#### Exercise
Will you output the entries below exactly, skipping every image they contain?

#### Listed records
════════
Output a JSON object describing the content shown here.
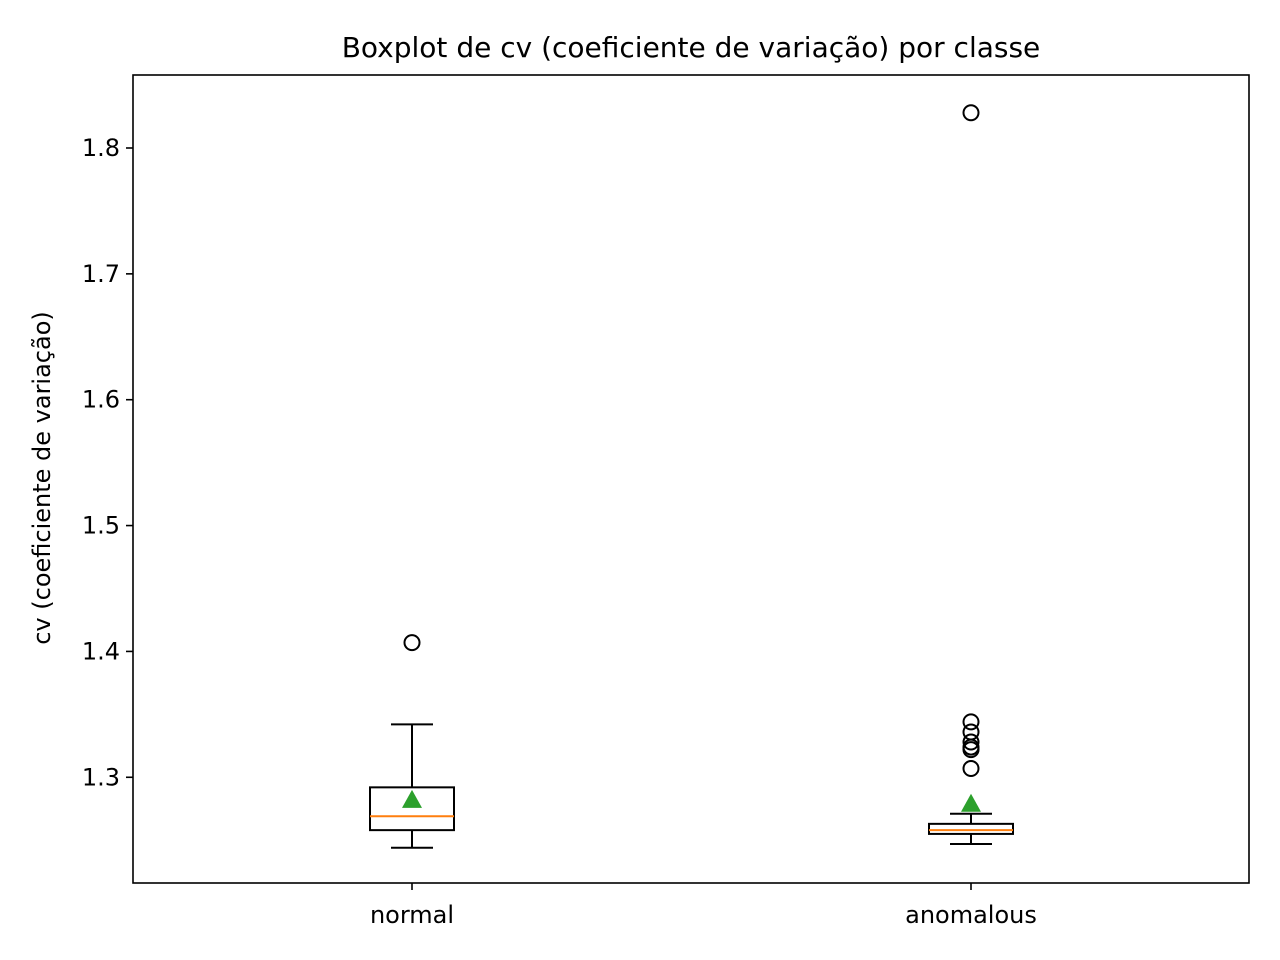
{
  "chart_data": {
    "type": "box",
    "title": "Boxplot de cv (coeficiente de variação) por classe",
    "xlabel": "",
    "ylabel": "cv (coeficiente de variação)",
    "ylim": [
      1.216,
      1.858
    ],
    "yticks": [
      1.3,
      1.4,
      1.5,
      1.6,
      1.7,
      1.8
    ],
    "ytick_labels": [
      "1.3",
      "1.4",
      "1.5",
      "1.6",
      "1.7",
      "1.8"
    ],
    "categories": [
      "normal",
      "anomalous"
    ],
    "boxes": [
      {
        "name": "normal",
        "whisker_low": 1.244,
        "q1": 1.258,
        "median": 1.269,
        "q3": 1.292,
        "whisker_high": 1.342,
        "mean": 1.282,
        "outliers": [
          1.407
        ]
      },
      {
        "name": "anomalous",
        "whisker_low": 1.247,
        "q1": 1.255,
        "median": 1.258,
        "q3": 1.263,
        "whisker_high": 1.271,
        "mean": 1.279,
        "outliers": [
          1.828,
          1.344,
          1.336,
          1.328,
          1.324,
          1.322,
          1.307
        ]
      }
    ],
    "grid": false,
    "colors": {
      "box": "#000000",
      "median": "#ff7f0e",
      "mean": "#2ca02c",
      "outlier": "#000000",
      "background": "#ffffff"
    }
  }
}
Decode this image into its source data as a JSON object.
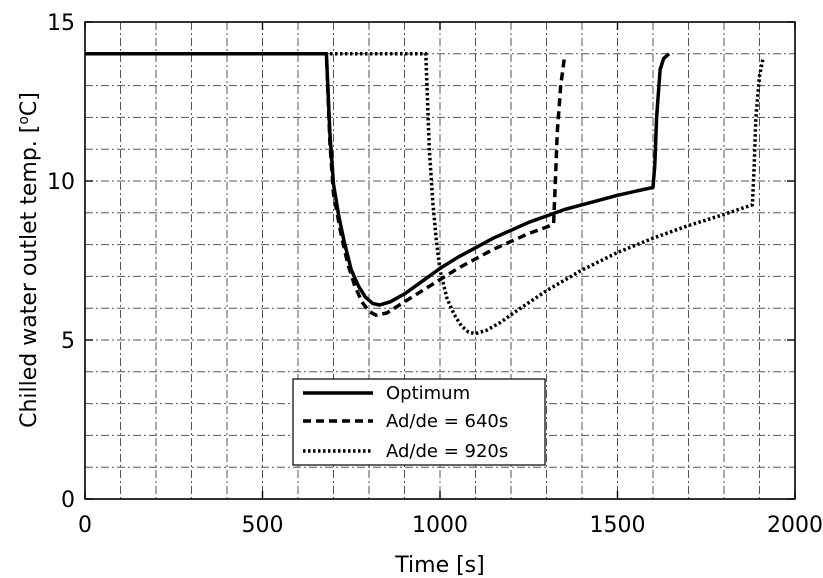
{
  "chart_data": {
    "type": "line",
    "xlabel": "Time [s]",
    "ylabel_main": "Chilled water outlet temp. [",
    "ylabel_sup": "o",
    "ylabel_tail": "C]",
    "xlim": [
      0,
      2000
    ],
    "ylim": [
      0,
      15
    ],
    "xticks": [
      0,
      500,
      1000,
      1500,
      2000
    ],
    "yticks": [
      0,
      5,
      10,
      15
    ],
    "x_minor_step": 100,
    "y_minor_step": 1,
    "grid": true,
    "legend_position": "bottom-center",
    "series": [
      {
        "name": "Optimum",
        "style": "solid",
        "color": "#000000",
        "points": [
          [
            0,
            14
          ],
          [
            680,
            14
          ],
          [
            690,
            11.5
          ],
          [
            700,
            9.9
          ],
          [
            715,
            8.9
          ],
          [
            730,
            8.1
          ],
          [
            750,
            7.2
          ],
          [
            770,
            6.7
          ],
          [
            790,
            6.35
          ],
          [
            810,
            6.15
          ],
          [
            830,
            6.1
          ],
          [
            860,
            6.2
          ],
          [
            900,
            6.45
          ],
          [
            950,
            6.85
          ],
          [
            1000,
            7.25
          ],
          [
            1050,
            7.6
          ],
          [
            1100,
            7.9
          ],
          [
            1150,
            8.2
          ],
          [
            1200,
            8.45
          ],
          [
            1250,
            8.7
          ],
          [
            1300,
            8.9
          ],
          [
            1350,
            9.1
          ],
          [
            1400,
            9.25
          ],
          [
            1450,
            9.4
          ],
          [
            1500,
            9.55
          ],
          [
            1560,
            9.7
          ],
          [
            1600,
            9.8
          ],
          [
            1605,
            10.5
          ],
          [
            1610,
            12
          ],
          [
            1620,
            13.5
          ],
          [
            1630,
            13.85
          ],
          [
            1645,
            14
          ]
        ]
      },
      {
        "name": "Ad/de = 640s",
        "style": "dashed",
        "color": "#000000",
        "points": [
          [
            0,
            14
          ],
          [
            680,
            14
          ],
          [
            690,
            11.2
          ],
          [
            700,
            9.6
          ],
          [
            720,
            8.4
          ],
          [
            740,
            7.4
          ],
          [
            760,
            6.7
          ],
          [
            780,
            6.2
          ],
          [
            800,
            5.9
          ],
          [
            820,
            5.78
          ],
          [
            850,
            5.85
          ],
          [
            900,
            6.2
          ],
          [
            950,
            6.55
          ],
          [
            1000,
            6.9
          ],
          [
            1050,
            7.25
          ],
          [
            1100,
            7.55
          ],
          [
            1150,
            7.85
          ],
          [
            1200,
            8.1
          ],
          [
            1250,
            8.35
          ],
          [
            1300,
            8.55
          ],
          [
            1320,
            8.65
          ],
          [
            1325,
            10
          ],
          [
            1330,
            11.5
          ],
          [
            1340,
            13
          ],
          [
            1350,
            13.85
          ]
        ]
      },
      {
        "name": "Ad/de = 920s",
        "style": "dotted",
        "color": "#000000",
        "points": [
          [
            0,
            14
          ],
          [
            960,
            14
          ],
          [
            970,
            11
          ],
          [
            980,
            9.3
          ],
          [
            990,
            8.1
          ],
          [
            1000,
            7.2
          ],
          [
            1020,
            6.3
          ],
          [
            1040,
            5.8
          ],
          [
            1060,
            5.45
          ],
          [
            1080,
            5.25
          ],
          [
            1100,
            5.2
          ],
          [
            1130,
            5.3
          ],
          [
            1170,
            5.55
          ],
          [
            1220,
            5.95
          ],
          [
            1300,
            6.55
          ],
          [
            1400,
            7.2
          ],
          [
            1500,
            7.75
          ],
          [
            1600,
            8.2
          ],
          [
            1700,
            8.6
          ],
          [
            1800,
            8.95
          ],
          [
            1880,
            9.25
          ],
          [
            1885,
            10.5
          ],
          [
            1890,
            12
          ],
          [
            1900,
            13.3
          ],
          [
            1910,
            13.85
          ]
        ]
      }
    ]
  }
}
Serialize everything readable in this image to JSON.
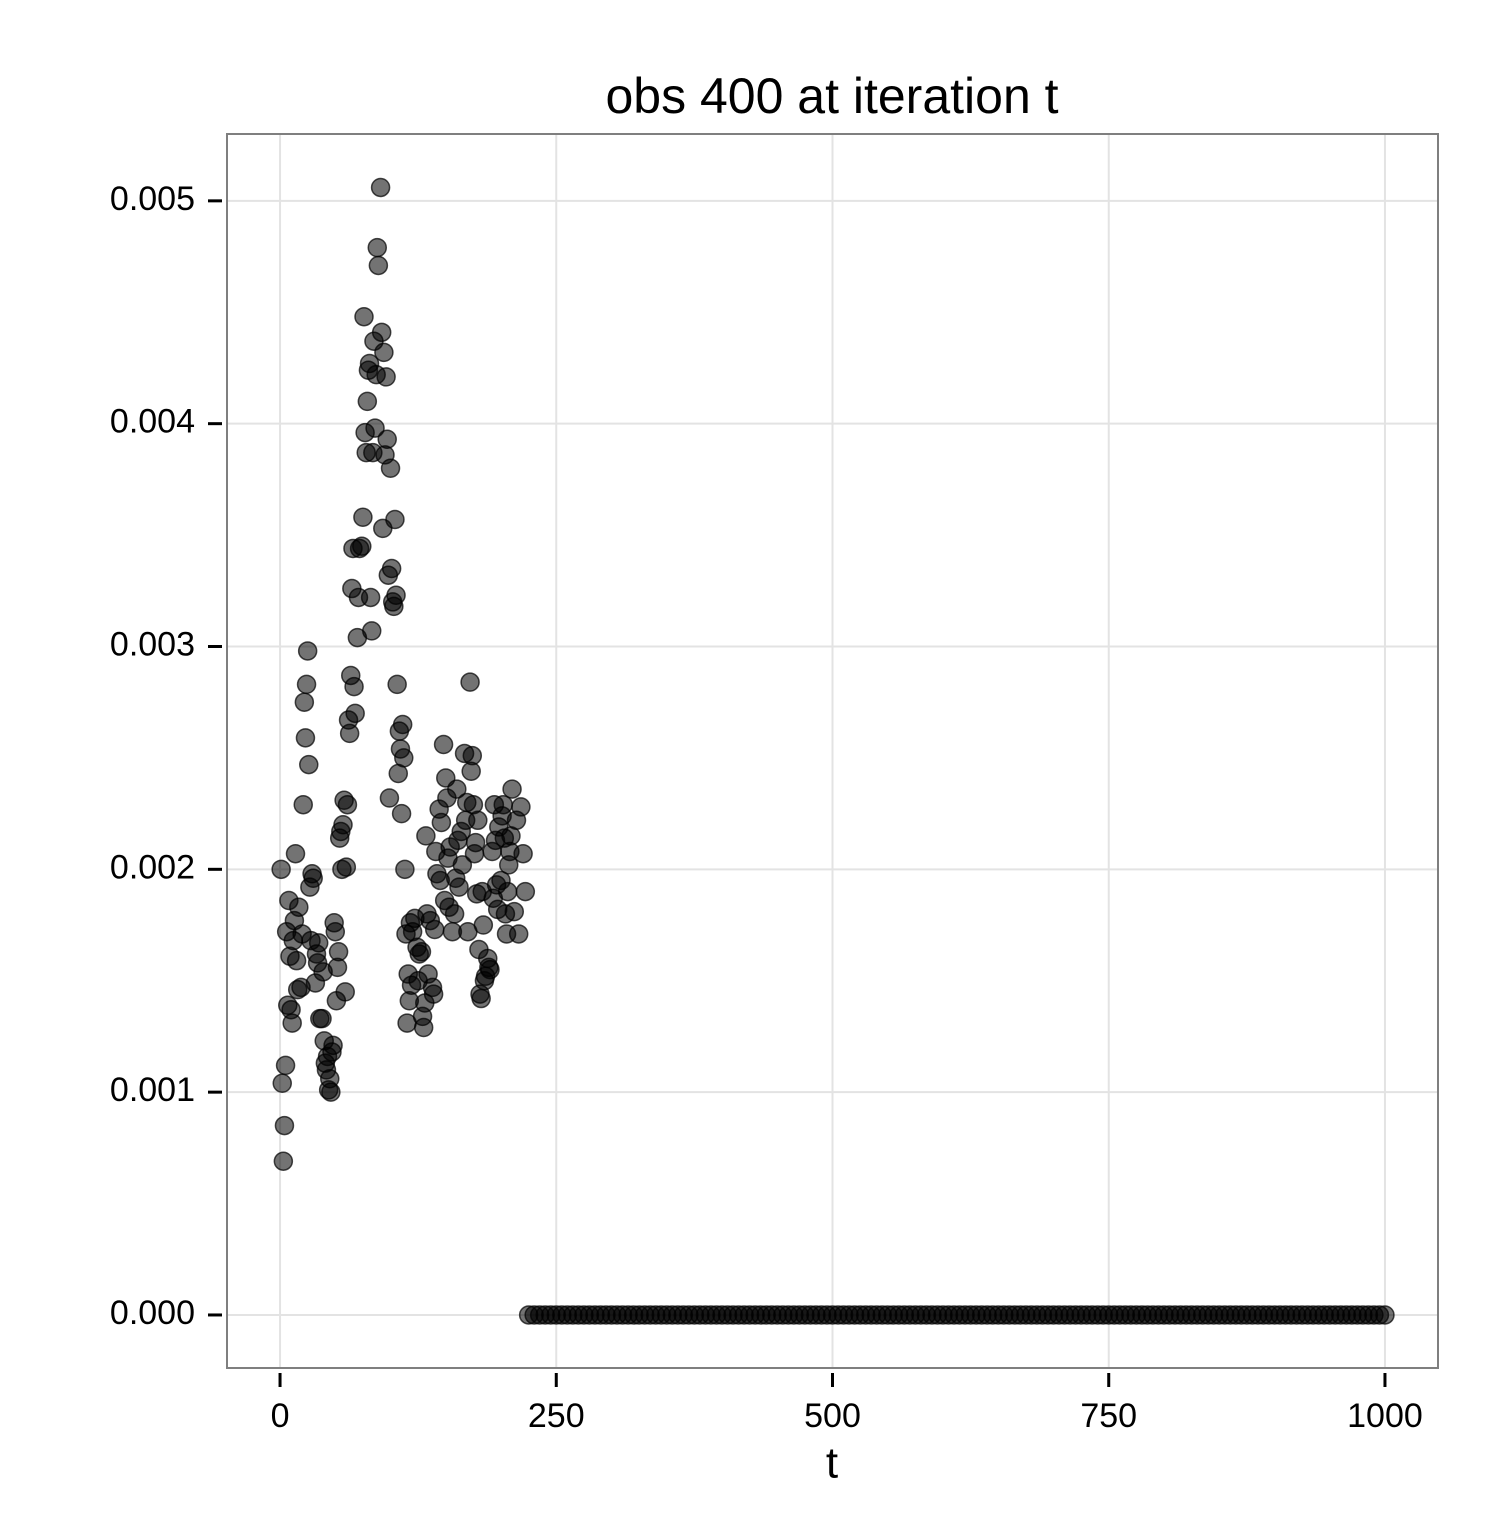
════════
#### Answer
Output a JSON object describing the content shown here.
{
  "chart_data": {
    "type": "box",
    "title": "Boxplot de cv (coeficiente de variação) por classe",
    "xlabel": "",
    "ylabel": "cv (coeficiente de variação)",
    "ylim": [
      1.216,
      1.858
    ],
    "yticks": [
      1.3,
      1.4,
      1.5,
      1.6,
      1.7,
      1.8
    ],
    "ytick_labels": [
      "1.3",
      "1.4",
      "1.5",
      "1.6",
      "1.7",
      "1.8"
    ],
    "categories": [
      "normal",
      "anomalous"
    ],
    "boxes": [
      {
        "name": "normal",
        "whisker_low": 1.244,
        "q1": 1.258,
        "median": 1.269,
        "q3": 1.292,
        "whisker_high": 1.342,
        "mean": 1.282,
        "outliers": [
          1.407
        ]
      },
      {
        "name": "anomalous",
        "whisker_low": 1.247,
        "q1": 1.255,
        "median": 1.258,
        "q3": 1.263,
        "whisker_high": 1.271,
        "mean": 1.279,
        "outliers": [
          1.828,
          1.344,
          1.336,
          1.328,
          1.324,
          1.322,
          1.307
        ]
      }
    ],
    "grid": false,
    "colors": {
      "box": "#000000",
      "median": "#ff7f0e",
      "mean": "#2ca02c",
      "outlier": "#000000",
      "background": "#ffffff"
    }
  }
}
Decode this image into its source data as a JSON object.
{
  "chart_data": {
    "type": "line",
    "xlabel": "Time [s]",
    "ylabel_main": "Chilled water outlet temp. [",
    "ylabel_sup": "o",
    "ylabel_tail": "C]",
    "xlim": [
      0,
      2000
    ],
    "ylim": [
      0,
      15
    ],
    "xticks": [
      0,
      500,
      1000,
      1500,
      2000
    ],
    "yticks": [
      0,
      5,
      10,
      15
    ],
    "x_minor_step": 100,
    "y_minor_step": 1,
    "grid": true,
    "legend_position": "bottom-center",
    "series": [
      {
        "name": "Optimum",
        "style": "solid",
        "color": "#000000",
        "points": [
          [
            0,
            14
          ],
          [
            680,
            14
          ],
          [
            690,
            11.5
          ],
          [
            700,
            9.9
          ],
          [
            715,
            8.9
          ],
          [
            730,
            8.1
          ],
          [
            750,
            7.2
          ],
          [
            770,
            6.7
          ],
          [
            790,
            6.35
          ],
          [
            810,
            6.15
          ],
          [
            830,
            6.1
          ],
          [
            860,
            6.2
          ],
          [
            900,
            6.45
          ],
          [
            950,
            6.85
          ],
          [
            1000,
            7.25
          ],
          [
            1050,
            7.6
          ],
          [
            1100,
            7.9
          ],
          [
            1150,
            8.2
          ],
          [
            1200,
            8.45
          ],
          [
            1250,
            8.7
          ],
          [
            1300,
            8.9
          ],
          [
            1350,
            9.1
          ],
          [
            1400,
            9.25
          ],
          [
            1450,
            9.4
          ],
          [
            1500,
            9.55
          ],
          [
            1560,
            9.7
          ],
          [
            1600,
            9.8
          ],
          [
            1605,
            10.5
          ],
          [
            1610,
            12
          ],
          [
            1620,
            13.5
          ],
          [
            1630,
            13.85
          ],
          [
            1645,
            14
          ]
        ]
      },
      {
        "name": "Ad/de = 640s",
        "style": "dashed",
        "color": "#000000",
        "points": [
          [
            0,
            14
          ],
          [
            680,
            14
          ],
          [
            690,
            11.2
          ],
          [
            700,
            9.6
          ],
          [
            720,
            8.4
          ],
          [
            740,
            7.4
          ],
          [
            760,
            6.7
          ],
          [
            780,
            6.2
          ],
          [
            800,
            5.9
          ],
          [
            820,
            5.78
          ],
          [
            850,
            5.85
          ],
          [
            900,
            6.2
          ],
          [
            950,
            6.55
          ],
          [
            1000,
            6.9
          ],
          [
            1050,
            7.25
          ],
          [
            1100,
            7.55
          ],
          [
            1150,
            7.85
          ],
          [
            1200,
            8.1
          ],
          [
            1250,
            8.35
          ],
          [
            1300,
            8.55
          ],
          [
            1320,
            8.65
          ],
          [
            1325,
            10
          ],
          [
            1330,
            11.5
          ],
          [
            1340,
            13
          ],
          [
            1350,
            13.85
          ]
        ]
      },
      {
        "name": "Ad/de = 920s",
        "style": "dotted",
        "color": "#000000",
        "points": [
          [
            0,
            14
          ],
          [
            960,
            14
          ],
          [
            970,
            11
          ],
          [
            980,
            9.3
          ],
          [
            990,
            8.1
          ],
          [
            1000,
            7.2
          ],
          [
            1020,
            6.3
          ],
          [
            1040,
            5.8
          ],
          [
            1060,
            5.45
          ],
          [
            1080,
            5.25
          ],
          [
            1100,
            5.2
          ],
          [
            1130,
            5.3
          ],
          [
            1170,
            5.55
          ],
          [
            1220,
            5.95
          ],
          [
            1300,
            6.55
          ],
          [
            1400,
            7.2
          ],
          [
            1500,
            7.75
          ],
          [
            1600,
            8.2
          ],
          [
            1700,
            8.6
          ],
          [
            1800,
            8.95
          ],
          [
            1880,
            9.25
          ],
          [
            1885,
            10.5
          ],
          [
            1890,
            12
          ],
          [
            1900,
            13.3
          ],
          [
            1910,
            13.85
          ]
        ]
      }
    ]
  }
}
Serialize everything readable in this image to JSON.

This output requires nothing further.